> PASSAGE SHOWN:

Unionville Historic Commission Sets Five Priorities for 2026, Welcomes New Liaison Bill Beckert
Nine months after The Farmington Mercury reported the Unionville Historic District and Properties Commission was "facing a commissioner exodus", two alternate seats remain vacant. The Commission has filled exactly one seat since: Christine joined as a newly appointed member at its December 4, 2025 meeting. The Town Council, by its newly-introduced liaison's own description, is "working diligently" to fix the rest.
That liaison is Town Council member Bill Beckert, the District 2 Democrat sworn in November 2025. Thursday's meeting — the Commission's first official session of 2026, more than five months after its last meeting on December 4, 2025 — was Beckert's first turn in the liaison chair. Chair Lisa Johnson welcomed him. Beckert then said the part most local boards have been hearing all spring out loud:
"I know that the council is looking for, you know, there's a lot of empty appointments, not just here, but quite a few town boards. And we're working diligently to come up with filling all those spots. So I will make sure that I bring this to our town chair's attention at our meeting on Tuesday night, that we are looking to make sure our membership is filled out."
Two alternate seats. One Commission. One year of recruitment effort. The Council's next regular meeting is Tuesday.

> PROBLEMS:
(a) Using the passage on the Unionville Historic Commission, answer each question:
(i) At which meeting did Christine join the Commission as a newly appointed member?
(ii) Which district does Bill Beckert represent on the Town Council?
(iii) How many alternate seats on the Commission remain vacant?
(b) Show each line of the records that contains the string "title".
The text and the records that follow it were drawn from unrelated sources.

> RECORDS FOR THIS EXERCISE:
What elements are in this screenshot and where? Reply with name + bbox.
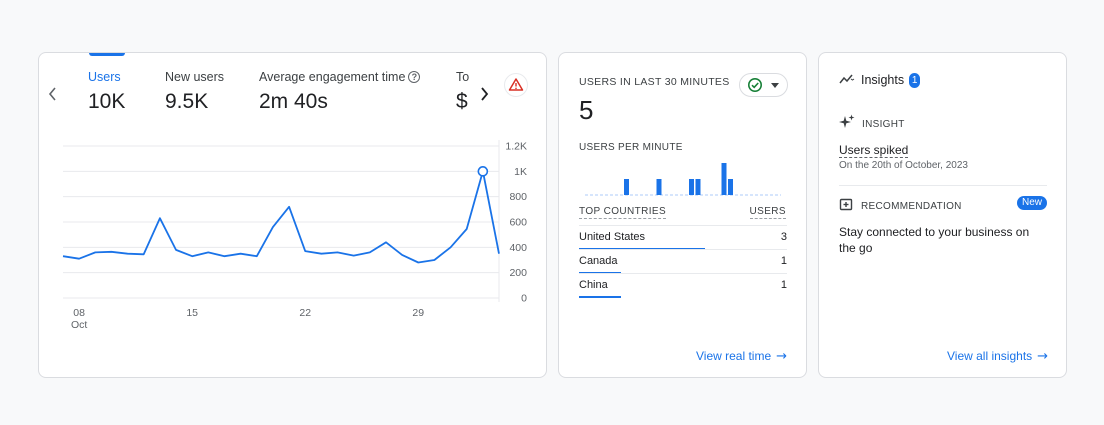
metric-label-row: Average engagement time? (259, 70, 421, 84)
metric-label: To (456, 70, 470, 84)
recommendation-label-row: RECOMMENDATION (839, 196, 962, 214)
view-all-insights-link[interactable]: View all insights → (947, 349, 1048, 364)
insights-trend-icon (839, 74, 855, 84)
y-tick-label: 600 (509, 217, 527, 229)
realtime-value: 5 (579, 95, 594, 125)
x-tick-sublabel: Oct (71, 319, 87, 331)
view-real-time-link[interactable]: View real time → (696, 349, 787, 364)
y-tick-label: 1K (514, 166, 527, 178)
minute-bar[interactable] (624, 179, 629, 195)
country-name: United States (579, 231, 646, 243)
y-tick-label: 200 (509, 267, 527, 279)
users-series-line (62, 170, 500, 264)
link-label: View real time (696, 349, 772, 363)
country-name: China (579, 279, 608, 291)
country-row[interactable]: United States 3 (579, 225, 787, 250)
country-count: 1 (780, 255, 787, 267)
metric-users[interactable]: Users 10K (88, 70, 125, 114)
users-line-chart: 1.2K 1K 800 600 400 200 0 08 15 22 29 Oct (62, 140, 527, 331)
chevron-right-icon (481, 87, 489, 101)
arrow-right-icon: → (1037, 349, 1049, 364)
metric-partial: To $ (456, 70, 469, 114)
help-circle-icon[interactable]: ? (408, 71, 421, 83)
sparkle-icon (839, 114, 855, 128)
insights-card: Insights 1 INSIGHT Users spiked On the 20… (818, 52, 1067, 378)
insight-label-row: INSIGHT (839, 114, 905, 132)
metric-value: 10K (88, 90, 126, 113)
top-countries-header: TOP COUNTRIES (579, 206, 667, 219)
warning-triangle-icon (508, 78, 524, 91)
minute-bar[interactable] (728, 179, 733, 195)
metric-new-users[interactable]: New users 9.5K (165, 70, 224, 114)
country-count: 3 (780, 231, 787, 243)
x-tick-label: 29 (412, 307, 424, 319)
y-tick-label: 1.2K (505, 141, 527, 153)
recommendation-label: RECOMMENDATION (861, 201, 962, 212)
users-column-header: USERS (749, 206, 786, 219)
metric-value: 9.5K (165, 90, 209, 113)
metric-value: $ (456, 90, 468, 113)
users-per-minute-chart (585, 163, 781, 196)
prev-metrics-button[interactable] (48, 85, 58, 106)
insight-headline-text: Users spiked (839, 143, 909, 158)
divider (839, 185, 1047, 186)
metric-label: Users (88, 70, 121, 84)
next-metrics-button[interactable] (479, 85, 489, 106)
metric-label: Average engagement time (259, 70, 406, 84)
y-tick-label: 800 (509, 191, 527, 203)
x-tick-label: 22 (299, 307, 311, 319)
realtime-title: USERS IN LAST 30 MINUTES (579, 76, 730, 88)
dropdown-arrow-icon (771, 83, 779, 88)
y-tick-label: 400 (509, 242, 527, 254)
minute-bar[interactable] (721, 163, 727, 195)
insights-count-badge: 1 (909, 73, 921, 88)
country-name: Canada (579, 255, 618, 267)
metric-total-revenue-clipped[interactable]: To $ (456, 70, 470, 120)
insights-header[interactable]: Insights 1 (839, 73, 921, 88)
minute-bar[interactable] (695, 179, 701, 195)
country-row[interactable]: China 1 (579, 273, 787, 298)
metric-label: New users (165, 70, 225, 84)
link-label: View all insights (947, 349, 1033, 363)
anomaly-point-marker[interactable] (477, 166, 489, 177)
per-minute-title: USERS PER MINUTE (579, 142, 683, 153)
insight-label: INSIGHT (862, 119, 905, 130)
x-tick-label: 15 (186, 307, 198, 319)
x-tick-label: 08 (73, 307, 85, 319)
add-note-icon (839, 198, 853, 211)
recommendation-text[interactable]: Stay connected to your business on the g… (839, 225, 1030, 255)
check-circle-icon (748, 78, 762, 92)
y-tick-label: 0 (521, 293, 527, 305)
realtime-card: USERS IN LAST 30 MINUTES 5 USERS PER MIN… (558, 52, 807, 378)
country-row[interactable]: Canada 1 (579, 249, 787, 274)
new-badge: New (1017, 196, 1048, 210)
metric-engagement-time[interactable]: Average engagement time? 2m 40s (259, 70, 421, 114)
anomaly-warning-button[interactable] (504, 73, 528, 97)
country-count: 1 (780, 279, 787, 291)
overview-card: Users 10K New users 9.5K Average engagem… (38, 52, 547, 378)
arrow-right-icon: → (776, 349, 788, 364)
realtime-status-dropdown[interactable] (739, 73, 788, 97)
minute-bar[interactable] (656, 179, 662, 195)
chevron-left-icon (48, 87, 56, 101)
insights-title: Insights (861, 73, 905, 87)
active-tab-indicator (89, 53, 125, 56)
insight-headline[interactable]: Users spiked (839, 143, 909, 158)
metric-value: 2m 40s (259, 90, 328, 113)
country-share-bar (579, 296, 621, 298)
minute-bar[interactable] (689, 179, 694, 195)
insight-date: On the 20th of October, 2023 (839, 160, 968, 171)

> ANSWERS FOR THE EXERCISE:
(a)
(i) The December 4, 2025 meeting
(ii) District 2
(iii) Two

(b)
realtime-title: USERS IN LAST 30 MINUTES (579, 76, 730, 88)
per-minute-title: USERS PER MINUTE (579, 142, 683, 153)
insights-title: Insights (861, 73, 905, 87)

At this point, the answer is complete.